Goal:
Repeat every line below exactly as it reads.

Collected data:

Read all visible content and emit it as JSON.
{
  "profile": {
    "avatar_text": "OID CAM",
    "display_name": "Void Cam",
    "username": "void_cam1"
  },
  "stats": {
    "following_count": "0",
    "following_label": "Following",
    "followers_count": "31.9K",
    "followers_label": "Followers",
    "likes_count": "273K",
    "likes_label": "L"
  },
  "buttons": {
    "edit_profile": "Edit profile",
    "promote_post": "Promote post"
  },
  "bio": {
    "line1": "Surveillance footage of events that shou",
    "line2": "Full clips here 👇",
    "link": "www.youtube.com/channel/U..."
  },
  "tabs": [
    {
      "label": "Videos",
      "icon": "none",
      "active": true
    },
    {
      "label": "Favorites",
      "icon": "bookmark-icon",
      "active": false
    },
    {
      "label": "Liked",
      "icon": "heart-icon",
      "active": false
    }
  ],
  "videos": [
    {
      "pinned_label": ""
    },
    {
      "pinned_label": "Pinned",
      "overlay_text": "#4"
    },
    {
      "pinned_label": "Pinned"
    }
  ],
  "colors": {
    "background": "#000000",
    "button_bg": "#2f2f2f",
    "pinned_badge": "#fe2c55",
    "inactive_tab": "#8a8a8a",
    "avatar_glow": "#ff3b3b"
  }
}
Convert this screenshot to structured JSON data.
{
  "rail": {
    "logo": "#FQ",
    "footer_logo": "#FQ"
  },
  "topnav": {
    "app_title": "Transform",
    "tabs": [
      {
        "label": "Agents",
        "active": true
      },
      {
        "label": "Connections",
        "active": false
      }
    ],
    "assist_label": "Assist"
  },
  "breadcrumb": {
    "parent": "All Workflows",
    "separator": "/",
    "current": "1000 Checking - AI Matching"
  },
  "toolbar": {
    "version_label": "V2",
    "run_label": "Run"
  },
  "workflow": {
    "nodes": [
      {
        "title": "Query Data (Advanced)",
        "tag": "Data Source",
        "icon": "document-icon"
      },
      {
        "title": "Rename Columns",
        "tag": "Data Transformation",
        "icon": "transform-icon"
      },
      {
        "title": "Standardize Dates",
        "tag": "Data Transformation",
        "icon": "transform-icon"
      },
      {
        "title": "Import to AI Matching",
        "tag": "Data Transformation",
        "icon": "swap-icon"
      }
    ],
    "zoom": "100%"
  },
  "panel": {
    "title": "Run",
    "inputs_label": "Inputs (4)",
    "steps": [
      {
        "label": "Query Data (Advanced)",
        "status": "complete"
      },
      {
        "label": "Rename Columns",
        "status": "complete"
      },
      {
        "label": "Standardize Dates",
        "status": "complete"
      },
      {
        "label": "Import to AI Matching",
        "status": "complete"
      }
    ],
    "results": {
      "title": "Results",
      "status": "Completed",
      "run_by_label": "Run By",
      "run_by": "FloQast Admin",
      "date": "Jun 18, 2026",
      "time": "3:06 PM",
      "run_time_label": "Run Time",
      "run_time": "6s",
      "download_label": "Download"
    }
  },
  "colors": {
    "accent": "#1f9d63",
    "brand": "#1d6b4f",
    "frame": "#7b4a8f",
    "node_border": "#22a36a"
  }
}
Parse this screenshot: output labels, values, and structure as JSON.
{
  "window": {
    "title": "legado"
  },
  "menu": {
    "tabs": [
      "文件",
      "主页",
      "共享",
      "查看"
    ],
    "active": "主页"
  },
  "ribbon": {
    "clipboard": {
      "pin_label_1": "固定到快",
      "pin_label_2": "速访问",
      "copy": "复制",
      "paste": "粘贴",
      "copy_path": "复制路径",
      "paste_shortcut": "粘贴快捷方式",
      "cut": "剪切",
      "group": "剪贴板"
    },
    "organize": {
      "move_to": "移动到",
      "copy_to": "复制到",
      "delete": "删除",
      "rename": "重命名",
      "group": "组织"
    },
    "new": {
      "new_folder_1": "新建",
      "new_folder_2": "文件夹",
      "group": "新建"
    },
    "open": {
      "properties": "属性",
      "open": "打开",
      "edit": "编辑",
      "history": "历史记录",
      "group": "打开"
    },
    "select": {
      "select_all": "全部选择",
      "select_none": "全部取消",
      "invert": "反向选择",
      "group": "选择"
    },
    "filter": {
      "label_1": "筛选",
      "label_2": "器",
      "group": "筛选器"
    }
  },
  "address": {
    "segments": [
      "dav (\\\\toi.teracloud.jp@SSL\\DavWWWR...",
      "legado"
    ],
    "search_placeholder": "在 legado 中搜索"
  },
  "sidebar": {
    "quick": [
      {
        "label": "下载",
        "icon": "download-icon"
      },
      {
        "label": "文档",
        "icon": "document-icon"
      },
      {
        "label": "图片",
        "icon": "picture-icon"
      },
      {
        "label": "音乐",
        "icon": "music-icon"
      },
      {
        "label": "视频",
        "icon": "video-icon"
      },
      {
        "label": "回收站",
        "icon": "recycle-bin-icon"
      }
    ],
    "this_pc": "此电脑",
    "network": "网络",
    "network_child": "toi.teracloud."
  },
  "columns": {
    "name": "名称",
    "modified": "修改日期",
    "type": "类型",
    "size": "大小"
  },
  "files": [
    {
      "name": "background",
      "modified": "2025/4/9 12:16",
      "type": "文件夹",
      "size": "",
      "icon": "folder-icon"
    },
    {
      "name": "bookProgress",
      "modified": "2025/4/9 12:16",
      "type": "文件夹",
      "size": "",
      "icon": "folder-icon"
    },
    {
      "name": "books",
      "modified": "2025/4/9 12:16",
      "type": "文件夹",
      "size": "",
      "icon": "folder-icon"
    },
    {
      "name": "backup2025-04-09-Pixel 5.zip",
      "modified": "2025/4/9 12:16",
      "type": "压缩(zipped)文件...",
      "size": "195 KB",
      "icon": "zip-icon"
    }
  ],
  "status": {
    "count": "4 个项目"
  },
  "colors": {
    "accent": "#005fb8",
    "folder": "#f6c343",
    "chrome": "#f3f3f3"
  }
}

Solution to this exercise:
Read all visible content and emit it as JSON.
{
  "profile": {
    "avatar_text": "OID CAM",
    "display_name": "Void Cam",
    "username": "void_cam1"
  },
  "stats": {
    "following_count": "0",
    "following_label": "Following",
    "followers_count": "31.9K",
    "followers_label": "Followers",
    "likes_count": "273K",
    "likes_label": "L"
  },
  "buttons": {
    "edit_profile": "Edit profile",
    "promote_post": "Promote post"
  },
  "bio": {
    "line1": "Surveillance footage of events that shou",
    "line2": "Full clips here 👇",
    "link": "www.youtube.com/channel/U..."
  },
  "tabs": [
    {
      "label": "Videos",
      "icon": "none",
      "active": true
    },
    {
      "label": "Favorites",
      "icon": "bookmark-icon",
      "active": false
    },
    {
      "label": "Liked",
      "icon": "heart-icon",
      "active": false
    }
  ],
  "videos": [
    {
      "pinned_label": ""
    },
    {
      "pinned_label": "Pinned",
      "overlay_text": "#4"
    },
    {
      "pinned_label": "Pinned"
    }
  ],
  "colors": {
    "background": "#000000",
    "button_bg": "#2f2f2f",
    "pinned_badge": "#fe2c55",
    "inactive_tab": "#8a8a8a",
    "avatar_glow": "#ff3b3b"
  }
}
Convert this screenshot to structured JSON data.
{
  "rail": {
    "logo": "#FQ",
    "footer_logo": "#FQ"
  },
  "topnav": {
    "app_title": "Transform",
    "tabs": [
      {
        "label": "Agents",
        "active": true
      },
      {
        "label": "Connections",
        "active": false
      }
    ],
    "assist_label": "Assist"
  },
  "breadcrumb": {
    "parent": "All Workflows",
    "separator": "/",
    "current": "1000 Checking - AI Matching"
  },
  "toolbar": {
    "version_label": "V2",
    "run_label": "Run"
  },
  "workflow": {
    "nodes": [
      {
        "title": "Query Data (Advanced)",
        "tag": "Data Source",
        "icon": "document-icon"
      },
      {
        "title": "Rename Columns",
        "tag": "Data Transformation",
        "icon": "transform-icon"
      },
      {
        "title": "Standardize Dates",
        "tag": "Data Transformation",
        "icon": "transform-icon"
      },
      {
        "title": "Import to AI Matching",
        "tag": "Data Transformation",
        "icon": "swap-icon"
      }
    ],
    "zoom": "100%"
  },
  "panel": {
    "title": "Run",
    "inputs_label": "Inputs (4)",
    "steps": [
      {
        "label": "Query Data (Advanced)",
        "status": "complete"
      },
      {
        "label": "Rename Columns",
        "status": "complete"
      },
      {
        "label": "Standardize Dates",
        "status": "complete"
      },
      {
        "label": "Import to AI Matching",
        "status": "complete"
      }
    ],
    "results": {
      "title": "Results",
      "status": "Completed",
      "run_by_label": "Run By",
      "run_by": "FloQast Admin",
      "date": "Jun 18, 2026",
      "time": "3:06 PM",
      "run_time_label": "Run Time",
      "run_time": "6s",
      "download_label": "Download"
    }
  },
  "colors": {
    "accent": "#1f9d63",
    "brand": "#1d6b4f",
    "frame": "#7b4a8f",
    "node_border": "#22a36a"
  }
}
Parse this screenshot: output labels, values, and structure as JSON.
{
  "window": {
    "title": "legado"
  },
  "menu": {
    "tabs": [
      "文件",
      "主页",
      "共享",
      "查看"
    ],
    "active": "主页"
  },
  "ribbon": {
    "clipboard": {
      "pin_label_1": "固定到快",
      "pin_label_2": "速访问",
      "copy": "复制",
      "paste": "粘贴",
      "copy_path": "复制路径",
      "paste_shortcut": "粘贴快捷方式",
      "cut": "剪切",
      "group": "剪贴板"
    },
    "organize": {
      "move_to": "移动到",
      "copy_to": "复制到",
      "delete": "删除",
      "rename": "重命名",
      "group": "组织"
    },
    "new": {
      "new_folder_1": "新建",
      "new_folder_2": "文件夹",
      "group": "新建"
    },
    "open": {
      "properties": "属性",
      "open": "打开",
      "edit": "编辑",
      "history": "历史记录",
      "group": "打开"
    },
    "select": {
      "select_all": "全部选择",
      "select_none": "全部取消",
      "invert": "反向选择",
      "group": "选择"
    },
    "filter": {
      "label_1": "筛选",
      "label_2": "器",
      "group": "筛选器"
    }
  },
  "address": {
    "segments": [
      "dav (\\\\toi.teracloud.jp@SSL\\DavWWWR...",
      "legado"
    ],
    "search_placeholder": "在 legado 中搜索"
  },
  "sidebar": {
    "quick": [
      {
        "label": "下载",
        "icon": "download-icon"
      },
      {
        "label": "文档",
        "icon": "document-icon"
      },
      {
        "label": "图片",
        "icon": "picture-icon"
      },
      {
        "label": "音乐",
        "icon": "music-icon"
      },
      {
        "label": "视频",
        "icon": "video-icon"
      },
      {
        "label": "回收站",
        "icon": "recycle-bin-icon"
      }
    ],
    "this_pc": "此电脑",
    "network": "网络",
    "network_child": "toi.teracloud."
  },
  "columns": {
    "name": "名称",
    "modified": "修改日期",
    "type": "类型",
    "size": "大小"
  },
  "files": [
    {
      "name": "background",
      "modified": "2025/4/9 12:16",
      "type": "文件夹",
      "size": "",
      "icon": "folder-icon"
    },
    {
      "name": "bookProgress",
      "modified": "2025/4/9 12:16",
      "type": "文件夹",
      "size": "",
      "icon": "folder-icon"
    },
    {
      "name": "books",
      "modified": "2025/4/9 12:16",
      "type": "文件夹",
      "size": "",
      "icon": "folder-icon"
    },
    {
      "name": "backup2025-04-09-Pixel 5.zip",
      "modified": "2025/4/9 12:16",
      "type": "压缩(zipped)文件...",
      "size": "195 KB",
      "icon": "zip-icon"
    }
  ],
  "status": {
    "count": "4 个项目"
  },
  "colors": {
    "accent": "#005fb8",
    "folder": "#f6c343",
    "chrome": "#f3f3f3"
  }
}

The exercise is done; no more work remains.